SHORT PROBLEM: Omit images. Retype all entries verbatim.

(Entries with figure data)
■ ■ ■ ■

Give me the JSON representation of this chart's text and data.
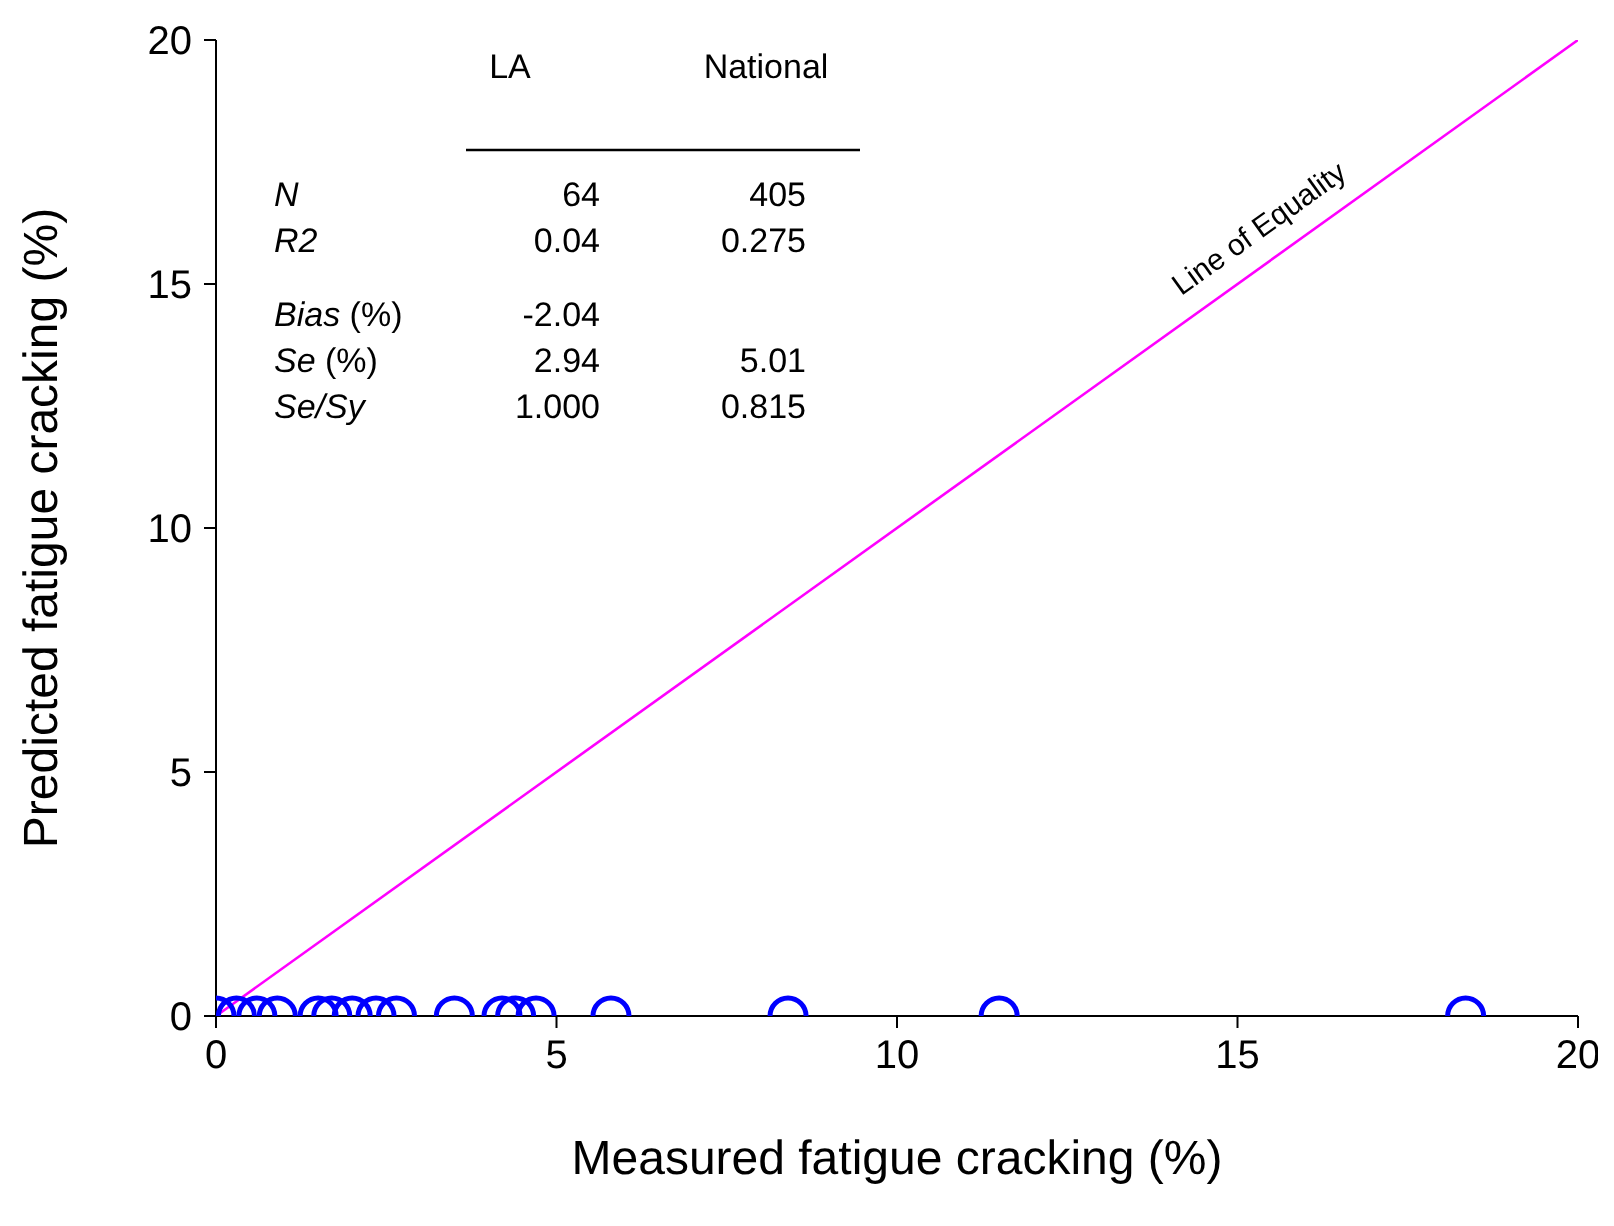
{
  "chart_data": {
    "type": "scatter",
    "xlabel": "Measured fatigue cracking (%)",
    "ylabel": "Predicted fatigue cracking (%)",
    "xlim": [
      0,
      20
    ],
    "ylim": [
      0,
      20
    ],
    "xticks": [
      0,
      5,
      10,
      15,
      20
    ],
    "yticks": [
      0,
      5,
      10,
      15,
      20
    ],
    "grid": false,
    "legend": false,
    "series": [
      {
        "color": "#0000ff",
        "marker": "circle",
        "x": [
          0,
          0.3,
          0.6,
          0.9,
          1.5,
          1.7,
          2.0,
          2.35,
          2.65,
          3.5,
          4.2,
          4.4,
          4.7,
          5.8,
          8.4,
          11.5,
          18.35
        ],
        "values": [
          0,
          0,
          0,
          0,
          0,
          0,
          0,
          0,
          0,
          0,
          0,
          0,
          0,
          0,
          0,
          0,
          0
        ]
      },
      {
        "type": "line",
        "name": "Line of Equality",
        "color": "#ff00ff",
        "marker": "none",
        "x": [
          0,
          20
        ],
        "values": [
          0,
          20
        ]
      }
    ],
    "annotations": [
      "LA",
      "National",
      "N",
      "64",
      "405",
      "R2",
      "0.04",
      "0.275",
      "Bias (%)",
      "-2.04",
      "Se (%)",
      "2.94",
      "5.01",
      "Se/Sy",
      "1.000",
      "0.815"
    ]
  }
}
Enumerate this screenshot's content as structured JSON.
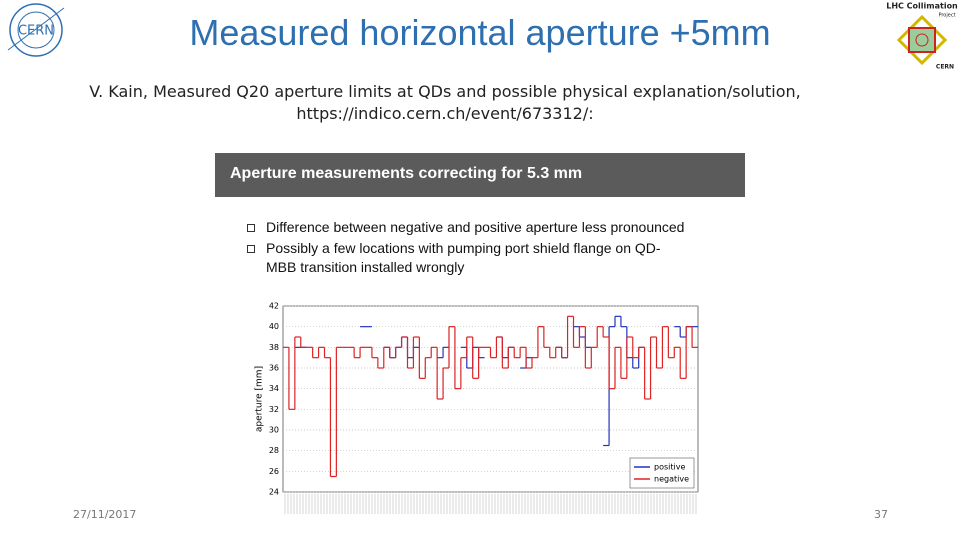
{
  "header": {
    "title": "Measured horizontal aperture +5mm"
  },
  "citation": [
    "V. Kain, Measured Q20 aperture limits at QDs and possible physical explanation/solution,",
    "https://indico.cern.ch/event/673312/:"
  ],
  "logos": {
    "left": "CERN",
    "right": [
      "LHC Collimation",
      "Project",
      "CERN"
    ]
  },
  "panel": {
    "heading": "Aperture measurements correcting for 5.3 mm",
    "bullets": [
      [
        "Difference between negative and positive aperture less pronounced"
      ],
      [
        "Possibly a few locations with pumping port shield flange on QD-",
        "MBB transition installed wrongly"
      ]
    ]
  },
  "chart_data": {
    "type": "line",
    "y_label": "aperture [mm]",
    "ylim": [
      24,
      42
    ],
    "yticks": [
      24,
      26,
      28,
      30,
      32,
      34,
      36,
      38,
      40,
      42
    ],
    "grid": true,
    "legend": "lower right",
    "series": [
      {
        "name": "positive",
        "color": "#2233bb",
        "values": [
          null,
          null,
          38,
          38,
          null,
          null,
          null,
          null,
          null,
          null,
          null,
          null,
          null,
          40,
          40,
          null,
          null,
          38,
          37,
          38,
          39,
          37,
          38,
          null,
          null,
          null,
          37,
          38,
          null,
          null,
          38,
          36,
          38,
          37,
          null,
          null,
          39,
          37,
          38,
          null,
          36,
          37,
          null,
          null,
          null,
          null,
          38,
          37,
          null,
          40,
          39,
          38,
          null,
          null,
          28.5,
          40,
          41,
          40,
          37,
          36,
          38,
          null,
          null,
          null,
          null,
          null,
          40,
          39,
          40,
          40
        ]
      },
      {
        "name": "negative",
        "color": "#dd2222",
        "values": [
          38,
          32,
          39,
          38,
          38,
          37,
          38,
          37,
          25.5,
          38,
          38,
          38,
          37,
          38,
          38,
          37,
          36,
          38,
          37,
          38,
          39,
          36,
          39,
          35,
          37,
          38,
          33,
          36,
          40,
          34,
          37,
          39,
          35,
          38,
          38,
          37,
          39,
          36,
          38,
          37,
          38,
          36,
          37,
          40,
          38,
          37,
          38,
          37,
          41,
          38,
          40,
          36,
          38,
          40,
          39,
          34,
          38,
          35,
          39,
          37,
          38,
          33,
          39,
          36,
          40,
          37,
          38,
          35,
          40,
          38
        ]
      }
    ]
  },
  "footer": {
    "date": "27/11/2017",
    "page": "37"
  }
}
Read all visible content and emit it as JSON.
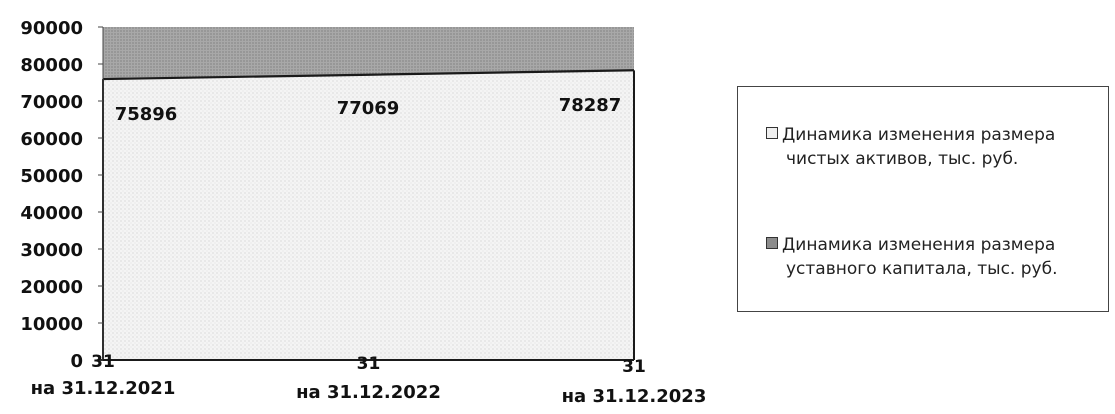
{
  "chart_data": {
    "type": "area",
    "categories": [
      "на 31.12.2021",
      "на 31.12.2022",
      "на 31.12.2023"
    ],
    "y_ticks": [
      0,
      10000,
      20000,
      30000,
      40000,
      50000,
      60000,
      70000,
      80000,
      90000
    ],
    "ylim": [
      0,
      90000
    ],
    "grid": false,
    "legend_position": "right",
    "series": [
      {
        "name": "Динамика изменения размера чистых активов, тыс. руб.",
        "values": [
          75896,
          77069,
          78287
        ],
        "data_labels": [
          "75896",
          "77069",
          "78287"
        ],
        "color": "#d9d9d9"
      },
      {
        "name": "Динамика изменения размера уставного капитала, тыс. руб.",
        "values": [
          31,
          31,
          31
        ],
        "data_labels": [
          "31",
          "31",
          "31"
        ],
        "color": "#8c8c8c"
      }
    ],
    "legend": {
      "items": [
        {
          "line1": "Динамика изменения размера",
          "line2": "чистых активов, тыс. руб."
        },
        {
          "line1": "Динамика изменения размера",
          "line2": "уставного капитала, тыс. руб."
        }
      ]
    }
  }
}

■ ■ ■ ■

PROBLEM SOLUTION:
Give me the JSON representation of this chart's text and data.
{
  "chart_data": {
    "type": "scatter",
    "xlabel": "Measured fatigue cracking (%)",
    "ylabel": "Predicted fatigue cracking (%)",
    "xlim": [
      0,
      20
    ],
    "ylim": [
      0,
      20
    ],
    "xticks": [
      0,
      5,
      10,
      15,
      20
    ],
    "yticks": [
      0,
      5,
      10,
      15,
      20
    ],
    "grid": false,
    "legend": false,
    "series": [
      {
        "color": "#0000ff",
        "marker": "circle",
        "x": [
          0,
          0.3,
          0.6,
          0.9,
          1.5,
          1.7,
          2.0,
          2.35,
          2.65,
          3.5,
          4.2,
          4.4,
          4.7,
          5.8,
          8.4,
          11.5,
          18.35
        ],
        "values": [
          0,
          0,
          0,
          0,
          0,
          0,
          0,
          0,
          0,
          0,
          0,
          0,
          0,
          0,
          0,
          0,
          0
        ]
      },
      {
        "type": "line",
        "name": "Line of Equality",
        "color": "#ff00ff",
        "marker": "none",
        "x": [
          0,
          20
        ],
        "values": [
          0,
          20
        ]
      }
    ],
    "annotations": [
      "LA",
      "National",
      "N",
      "64",
      "405",
      "R2",
      "0.04",
      "0.275",
      "Bias (%)",
      "-2.04",
      "Se (%)",
      "2.94",
      "5.01",
      "Se/Sy",
      "1.000",
      "0.815"
    ]
  }
}
Enumerate this screenshot's content as structured JSON.
{
  "header": {
    "title": "Measured horizontal aperture +5mm"
  },
  "citation": [
    "V. Kain, Measured Q20 aperture limits at QDs and possible physical explanation/solution,",
    "https://indico.cern.ch/event/673312/:"
  ],
  "logos": {
    "left": "CERN",
    "right": [
      "LHC Collimation",
      "Project",
      "CERN"
    ]
  },
  "panel": {
    "heading": "Aperture measurements correcting for 5.3 mm",
    "bullets": [
      [
        "Difference between negative and positive aperture less pronounced"
      ],
      [
        "Possibly a few locations with pumping port shield flange on QD-",
        "MBB transition installed wrongly"
      ]
    ]
  },
  "chart_data": {
    "type": "line",
    "y_label": "aperture [mm]",
    "ylim": [
      24,
      42
    ],
    "yticks": [
      24,
      26,
      28,
      30,
      32,
      34,
      36,
      38,
      40,
      42
    ],
    "grid": true,
    "legend": "lower right",
    "series": [
      {
        "name": "positive",
        "color": "#2233bb",
        "values": [
          null,
          null,
          38,
          38,
          null,
          null,
          null,
          null,
          null,
          null,
          null,
          null,
          null,
          40,
          40,
          null,
          null,
          38,
          37,
          38,
          39,
          37,
          38,
          null,
          null,
          null,
          37,
          38,
          null,
          null,
          38,
          36,
          38,
          37,
          null,
          null,
          39,
          37,
          38,
          null,
          36,
          37,
          null,
          null,
          null,
          null,
          38,
          37,
          null,
          40,
          39,
          38,
          null,
          null,
          28.5,
          40,
          41,
          40,
          37,
          36,
          38,
          null,
          null,
          null,
          null,
          null,
          40,
          39,
          40,
          40
        ]
      },
      {
        "name": "negative",
        "color": "#dd2222",
        "values": [
          38,
          32,
          39,
          38,
          38,
          37,
          38,
          37,
          25.5,
          38,
          38,
          38,
          37,
          38,
          38,
          37,
          36,
          38,
          37,
          38,
          39,
          36,
          39,
          35,
          37,
          38,
          33,
          36,
          40,
          34,
          37,
          39,
          35,
          38,
          38,
          37,
          39,
          36,
          38,
          37,
          38,
          36,
          37,
          40,
          38,
          37,
          38,
          37,
          41,
          38,
          40,
          36,
          38,
          40,
          39,
          34,
          38,
          35,
          39,
          37,
          38,
          33,
          39,
          36,
          40,
          37,
          38,
          35,
          40,
          38
        ]
      }
    ]
  },
  "footer": {
    "date": "27/11/2017",
    "page": "37"
  }
}
Read all visible content and emit it as JSON.
{
  "chart_data": {
    "type": "area",
    "categories": [
      "на 31.12.2021",
      "на 31.12.2022",
      "на 31.12.2023"
    ],
    "y_ticks": [
      0,
      10000,
      20000,
      30000,
      40000,
      50000,
      60000,
      70000,
      80000,
      90000
    ],
    "ylim": [
      0,
      90000
    ],
    "grid": false,
    "legend_position": "right",
    "series": [
      {
        "name": "Динамика изменения размера чистых активов, тыс. руб.",
        "values": [
          75896,
          77069,
          78287
        ],
        "data_labels": [
          "75896",
          "77069",
          "78287"
        ],
        "color": "#d9d9d9"
      },
      {
        "name": "Динамика изменения размера уставного капитала, тыс. руб.",
        "values": [
          31,
          31,
          31
        ],
        "data_labels": [
          "31",
          "31",
          "31"
        ],
        "color": "#8c8c8c"
      }
    ],
    "legend": {
      "items": [
        {
          "line1": "Динамика изменения размера",
          "line2": "чистых активов, тыс. руб."
        },
        {
          "line1": "Динамика изменения размера",
          "line2": "уставного капитала, тыс. руб."
        }
      ]
    }
  }
}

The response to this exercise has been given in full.